▶ **TASK TO CARRY OUT**
Write out the whole listing exactly as it stands.
################
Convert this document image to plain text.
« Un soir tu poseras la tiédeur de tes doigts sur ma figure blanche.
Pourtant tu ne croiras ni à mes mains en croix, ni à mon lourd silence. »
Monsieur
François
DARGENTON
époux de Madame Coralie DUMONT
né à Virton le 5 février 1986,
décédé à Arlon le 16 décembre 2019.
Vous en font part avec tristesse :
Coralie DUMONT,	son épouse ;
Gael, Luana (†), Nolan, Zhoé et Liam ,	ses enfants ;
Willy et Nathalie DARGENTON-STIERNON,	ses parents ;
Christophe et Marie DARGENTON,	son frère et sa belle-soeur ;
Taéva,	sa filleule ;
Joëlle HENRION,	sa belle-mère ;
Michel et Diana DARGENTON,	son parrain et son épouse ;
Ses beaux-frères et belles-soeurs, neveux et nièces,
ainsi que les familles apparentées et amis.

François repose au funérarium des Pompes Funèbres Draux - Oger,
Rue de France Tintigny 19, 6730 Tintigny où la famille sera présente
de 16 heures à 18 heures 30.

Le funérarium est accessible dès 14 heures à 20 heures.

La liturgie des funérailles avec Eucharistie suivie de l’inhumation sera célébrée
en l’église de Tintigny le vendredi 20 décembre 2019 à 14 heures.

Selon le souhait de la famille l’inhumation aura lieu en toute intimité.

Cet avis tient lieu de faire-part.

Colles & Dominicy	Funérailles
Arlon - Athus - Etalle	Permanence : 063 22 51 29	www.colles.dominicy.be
################
▶ **PROBLEM SOLUTION**
Convert this document image to plain text.
« Un soir tu poseras la tiédeur de tes doigts sur ma figure blanche.
Pourtant tu ne croiras ni à mes mains en croix, ni à mon lourd silence. »
Monsieur
François
DARGENTON
époux de Madame Coralie DUMONT
né à Virton le 5 février 1986,
décédé à Arlon le 16 décembre 2019.
Vous en font part avec tristesse :
Coralie DUMONT,	son épouse ;
Gael, Luana (†), Nolan, Zhoé et Liam ,	ses enfants ;
Willy et Nathalie DARGENTON-STIERNON,	ses parents ;
Christophe et Marie DARGENTON,	son frère et sa belle-soeur ;
Taéva,	sa filleule ;
Joëlle HENRION,	sa belle-mère ;
Michel et Diana DARGENTON,	son parrain et son épouse ;
Ses beaux-frères et belles-soeurs, neveux et nièces,
ainsi que les familles apparentées et amis.

François repose au funérarium des Pompes Funèbres Draux - Oger,
Rue de France Tintigny 19, 6730 Tintigny où la famille sera présente
de 16 heures à 18 heures 30.

Le funérarium est accessible dès 14 heures à 20 heures.

La liturgie des funérailles avec Eucharistie suivie de l’inhumation sera célébrée
en l’église de Tintigny le vendredi 20 décembre 2019 à 14 heures.

Selon le souhait de la famille l’inhumation aura lieu en toute intimité.

Cet avis tient lieu de faire-part.

Colles & Dominicy	Funérailles
Arlon - Athus - Etalle	Permanence : 063 22 51 29	www.colles.dominicy.be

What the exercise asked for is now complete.